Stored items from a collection

'''

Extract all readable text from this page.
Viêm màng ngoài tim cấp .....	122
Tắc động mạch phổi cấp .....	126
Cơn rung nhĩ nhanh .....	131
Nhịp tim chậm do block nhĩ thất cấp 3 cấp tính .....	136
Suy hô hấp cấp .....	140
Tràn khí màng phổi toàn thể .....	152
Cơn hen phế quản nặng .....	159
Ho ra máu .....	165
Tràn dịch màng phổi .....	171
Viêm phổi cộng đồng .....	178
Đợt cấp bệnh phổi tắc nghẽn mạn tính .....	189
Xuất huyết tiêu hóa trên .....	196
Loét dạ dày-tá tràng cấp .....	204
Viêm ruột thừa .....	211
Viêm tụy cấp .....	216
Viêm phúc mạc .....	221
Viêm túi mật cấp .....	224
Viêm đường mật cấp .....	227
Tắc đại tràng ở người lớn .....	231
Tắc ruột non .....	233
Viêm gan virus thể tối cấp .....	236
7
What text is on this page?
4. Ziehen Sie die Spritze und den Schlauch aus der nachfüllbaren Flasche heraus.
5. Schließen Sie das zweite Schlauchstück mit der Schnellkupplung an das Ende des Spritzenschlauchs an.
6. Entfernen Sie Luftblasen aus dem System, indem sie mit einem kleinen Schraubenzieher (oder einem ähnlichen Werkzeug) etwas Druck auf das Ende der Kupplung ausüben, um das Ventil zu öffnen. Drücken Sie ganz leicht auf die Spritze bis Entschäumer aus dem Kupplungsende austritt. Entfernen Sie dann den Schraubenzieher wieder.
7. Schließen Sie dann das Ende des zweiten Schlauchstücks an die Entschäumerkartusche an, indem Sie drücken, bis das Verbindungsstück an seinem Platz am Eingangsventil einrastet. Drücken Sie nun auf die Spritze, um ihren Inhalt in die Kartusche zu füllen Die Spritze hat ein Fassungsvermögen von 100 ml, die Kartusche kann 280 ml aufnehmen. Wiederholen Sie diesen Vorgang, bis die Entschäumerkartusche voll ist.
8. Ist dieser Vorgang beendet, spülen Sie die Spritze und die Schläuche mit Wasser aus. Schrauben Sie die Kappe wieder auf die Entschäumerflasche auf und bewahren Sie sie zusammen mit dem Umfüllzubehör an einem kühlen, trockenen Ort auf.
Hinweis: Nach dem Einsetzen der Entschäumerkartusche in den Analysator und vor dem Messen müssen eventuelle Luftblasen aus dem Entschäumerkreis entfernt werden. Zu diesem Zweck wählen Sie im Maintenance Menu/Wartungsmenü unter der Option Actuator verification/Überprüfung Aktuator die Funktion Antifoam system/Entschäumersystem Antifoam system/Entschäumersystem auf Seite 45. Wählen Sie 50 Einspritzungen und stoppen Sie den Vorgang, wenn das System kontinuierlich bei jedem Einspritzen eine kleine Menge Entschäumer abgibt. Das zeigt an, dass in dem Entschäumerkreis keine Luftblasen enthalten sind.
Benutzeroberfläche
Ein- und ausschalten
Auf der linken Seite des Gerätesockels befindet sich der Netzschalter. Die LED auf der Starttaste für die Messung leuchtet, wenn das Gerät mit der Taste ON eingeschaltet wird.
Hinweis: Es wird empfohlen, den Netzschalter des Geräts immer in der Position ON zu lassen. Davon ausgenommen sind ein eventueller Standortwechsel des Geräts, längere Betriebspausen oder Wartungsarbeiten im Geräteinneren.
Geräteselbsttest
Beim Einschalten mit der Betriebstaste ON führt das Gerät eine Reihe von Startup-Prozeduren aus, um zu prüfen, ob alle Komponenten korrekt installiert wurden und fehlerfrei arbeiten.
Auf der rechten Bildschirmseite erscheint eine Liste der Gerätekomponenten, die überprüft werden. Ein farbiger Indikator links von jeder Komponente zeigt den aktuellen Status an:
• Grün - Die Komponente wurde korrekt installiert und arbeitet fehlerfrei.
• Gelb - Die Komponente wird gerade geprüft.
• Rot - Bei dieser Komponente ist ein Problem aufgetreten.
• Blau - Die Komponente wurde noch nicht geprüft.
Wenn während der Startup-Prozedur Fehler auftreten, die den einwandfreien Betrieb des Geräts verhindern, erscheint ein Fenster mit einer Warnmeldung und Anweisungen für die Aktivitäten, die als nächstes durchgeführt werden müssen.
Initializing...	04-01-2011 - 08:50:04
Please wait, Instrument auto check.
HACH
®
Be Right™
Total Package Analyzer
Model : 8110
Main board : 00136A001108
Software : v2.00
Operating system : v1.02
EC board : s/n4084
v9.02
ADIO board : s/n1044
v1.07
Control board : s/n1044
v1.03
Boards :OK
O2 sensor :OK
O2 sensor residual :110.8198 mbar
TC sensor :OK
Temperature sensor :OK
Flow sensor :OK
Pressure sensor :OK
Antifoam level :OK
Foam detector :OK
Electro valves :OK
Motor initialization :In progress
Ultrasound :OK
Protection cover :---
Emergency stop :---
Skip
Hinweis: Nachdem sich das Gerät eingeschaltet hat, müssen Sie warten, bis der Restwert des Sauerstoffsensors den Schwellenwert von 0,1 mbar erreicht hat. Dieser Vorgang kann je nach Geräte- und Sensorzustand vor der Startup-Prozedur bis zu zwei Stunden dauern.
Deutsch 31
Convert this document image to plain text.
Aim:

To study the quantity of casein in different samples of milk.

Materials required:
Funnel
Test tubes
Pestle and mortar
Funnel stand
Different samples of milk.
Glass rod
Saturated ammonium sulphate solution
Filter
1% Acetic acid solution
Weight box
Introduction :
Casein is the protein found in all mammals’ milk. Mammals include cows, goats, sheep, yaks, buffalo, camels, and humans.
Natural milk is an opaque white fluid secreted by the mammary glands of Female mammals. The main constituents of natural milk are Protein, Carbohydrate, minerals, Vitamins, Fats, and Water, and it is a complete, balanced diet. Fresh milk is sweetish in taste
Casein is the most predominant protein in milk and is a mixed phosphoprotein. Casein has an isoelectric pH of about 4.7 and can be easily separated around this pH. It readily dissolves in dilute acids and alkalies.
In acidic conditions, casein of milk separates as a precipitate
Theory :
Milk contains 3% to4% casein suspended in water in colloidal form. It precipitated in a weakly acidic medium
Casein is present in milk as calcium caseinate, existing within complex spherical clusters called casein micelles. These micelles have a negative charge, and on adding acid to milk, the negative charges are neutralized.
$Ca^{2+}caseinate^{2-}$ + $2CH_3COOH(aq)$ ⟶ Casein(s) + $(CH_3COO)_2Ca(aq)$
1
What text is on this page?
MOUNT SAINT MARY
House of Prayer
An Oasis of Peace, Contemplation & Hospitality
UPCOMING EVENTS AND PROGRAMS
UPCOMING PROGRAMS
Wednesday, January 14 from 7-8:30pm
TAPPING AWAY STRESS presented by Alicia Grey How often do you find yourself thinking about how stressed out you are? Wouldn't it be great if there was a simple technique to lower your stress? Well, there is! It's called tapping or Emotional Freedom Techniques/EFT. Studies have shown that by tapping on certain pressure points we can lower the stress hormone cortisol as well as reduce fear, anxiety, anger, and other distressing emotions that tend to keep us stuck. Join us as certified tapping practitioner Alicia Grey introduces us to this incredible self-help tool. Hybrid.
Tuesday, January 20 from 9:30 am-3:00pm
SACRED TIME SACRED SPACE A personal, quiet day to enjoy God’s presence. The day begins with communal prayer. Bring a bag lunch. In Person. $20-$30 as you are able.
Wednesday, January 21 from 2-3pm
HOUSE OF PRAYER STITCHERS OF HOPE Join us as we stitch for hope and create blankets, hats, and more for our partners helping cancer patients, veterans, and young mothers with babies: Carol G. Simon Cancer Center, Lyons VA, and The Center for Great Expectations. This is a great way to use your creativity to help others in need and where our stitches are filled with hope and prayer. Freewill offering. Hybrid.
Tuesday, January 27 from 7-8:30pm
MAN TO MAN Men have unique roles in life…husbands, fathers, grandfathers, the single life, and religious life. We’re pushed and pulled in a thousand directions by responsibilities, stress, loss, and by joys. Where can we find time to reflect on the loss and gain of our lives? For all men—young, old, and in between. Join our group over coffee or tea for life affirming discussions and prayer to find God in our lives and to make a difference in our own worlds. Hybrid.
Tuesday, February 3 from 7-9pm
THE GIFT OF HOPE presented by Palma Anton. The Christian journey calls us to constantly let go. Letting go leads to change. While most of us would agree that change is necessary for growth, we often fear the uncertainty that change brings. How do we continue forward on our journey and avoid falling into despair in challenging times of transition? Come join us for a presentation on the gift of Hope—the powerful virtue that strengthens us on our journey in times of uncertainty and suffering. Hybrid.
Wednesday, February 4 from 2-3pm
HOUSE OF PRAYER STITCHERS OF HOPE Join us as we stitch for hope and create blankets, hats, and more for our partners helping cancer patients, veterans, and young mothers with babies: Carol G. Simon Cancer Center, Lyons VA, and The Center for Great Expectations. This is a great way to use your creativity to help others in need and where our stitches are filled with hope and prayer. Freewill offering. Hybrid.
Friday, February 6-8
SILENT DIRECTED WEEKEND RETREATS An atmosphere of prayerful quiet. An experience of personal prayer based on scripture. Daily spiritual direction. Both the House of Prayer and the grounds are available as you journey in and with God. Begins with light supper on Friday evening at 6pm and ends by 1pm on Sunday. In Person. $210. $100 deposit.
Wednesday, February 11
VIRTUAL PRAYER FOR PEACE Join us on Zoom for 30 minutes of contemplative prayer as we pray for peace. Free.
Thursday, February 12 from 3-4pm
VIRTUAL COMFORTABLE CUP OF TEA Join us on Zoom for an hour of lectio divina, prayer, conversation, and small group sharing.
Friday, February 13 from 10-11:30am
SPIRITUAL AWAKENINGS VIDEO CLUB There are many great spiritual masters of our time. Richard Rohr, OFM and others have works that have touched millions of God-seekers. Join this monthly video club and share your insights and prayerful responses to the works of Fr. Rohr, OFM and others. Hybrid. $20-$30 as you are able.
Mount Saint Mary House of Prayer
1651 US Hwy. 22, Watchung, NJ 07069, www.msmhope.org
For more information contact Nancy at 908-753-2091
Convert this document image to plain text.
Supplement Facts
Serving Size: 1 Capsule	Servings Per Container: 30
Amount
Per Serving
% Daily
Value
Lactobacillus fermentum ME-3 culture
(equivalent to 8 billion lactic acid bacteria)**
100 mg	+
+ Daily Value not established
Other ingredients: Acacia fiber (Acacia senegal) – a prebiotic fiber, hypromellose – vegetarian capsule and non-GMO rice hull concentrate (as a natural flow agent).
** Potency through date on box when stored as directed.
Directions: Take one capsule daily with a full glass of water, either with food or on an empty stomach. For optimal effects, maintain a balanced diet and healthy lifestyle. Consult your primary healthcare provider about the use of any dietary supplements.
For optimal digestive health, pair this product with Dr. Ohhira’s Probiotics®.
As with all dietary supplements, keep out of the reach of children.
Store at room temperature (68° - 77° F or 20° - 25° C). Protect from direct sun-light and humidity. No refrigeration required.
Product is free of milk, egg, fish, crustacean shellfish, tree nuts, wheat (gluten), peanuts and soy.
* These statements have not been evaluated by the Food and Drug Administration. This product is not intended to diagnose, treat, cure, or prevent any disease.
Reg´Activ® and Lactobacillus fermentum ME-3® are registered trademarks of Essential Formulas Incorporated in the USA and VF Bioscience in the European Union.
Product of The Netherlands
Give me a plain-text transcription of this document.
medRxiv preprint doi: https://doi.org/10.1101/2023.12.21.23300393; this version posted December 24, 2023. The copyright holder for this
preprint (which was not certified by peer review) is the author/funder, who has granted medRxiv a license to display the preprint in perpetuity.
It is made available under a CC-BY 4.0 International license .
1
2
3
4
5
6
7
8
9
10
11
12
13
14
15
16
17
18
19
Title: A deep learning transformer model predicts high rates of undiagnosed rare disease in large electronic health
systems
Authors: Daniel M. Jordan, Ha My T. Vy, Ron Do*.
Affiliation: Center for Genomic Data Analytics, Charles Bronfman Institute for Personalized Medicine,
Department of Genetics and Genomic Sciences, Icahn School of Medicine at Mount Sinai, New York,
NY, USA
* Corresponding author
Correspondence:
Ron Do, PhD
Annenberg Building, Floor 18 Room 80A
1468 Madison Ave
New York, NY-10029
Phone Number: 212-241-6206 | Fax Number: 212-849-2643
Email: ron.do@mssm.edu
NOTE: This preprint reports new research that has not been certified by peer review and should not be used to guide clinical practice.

'''

• _TASK PROMPT_:
Whenever "installiert" occurs in a line above, copy that line.

• _EXERCISE RESPONSE_:
Beim Einschalten mit der Betriebstaste ON führt das Gerät eine Reihe von Startup-Prozeduren aus, um zu prüfen, ob alle Komponenten korrekt installiert wurden und fehlerfrei arbeiten.
• Grün - Die Komponente wurde korrekt installiert und arbeitet fehlerfrei.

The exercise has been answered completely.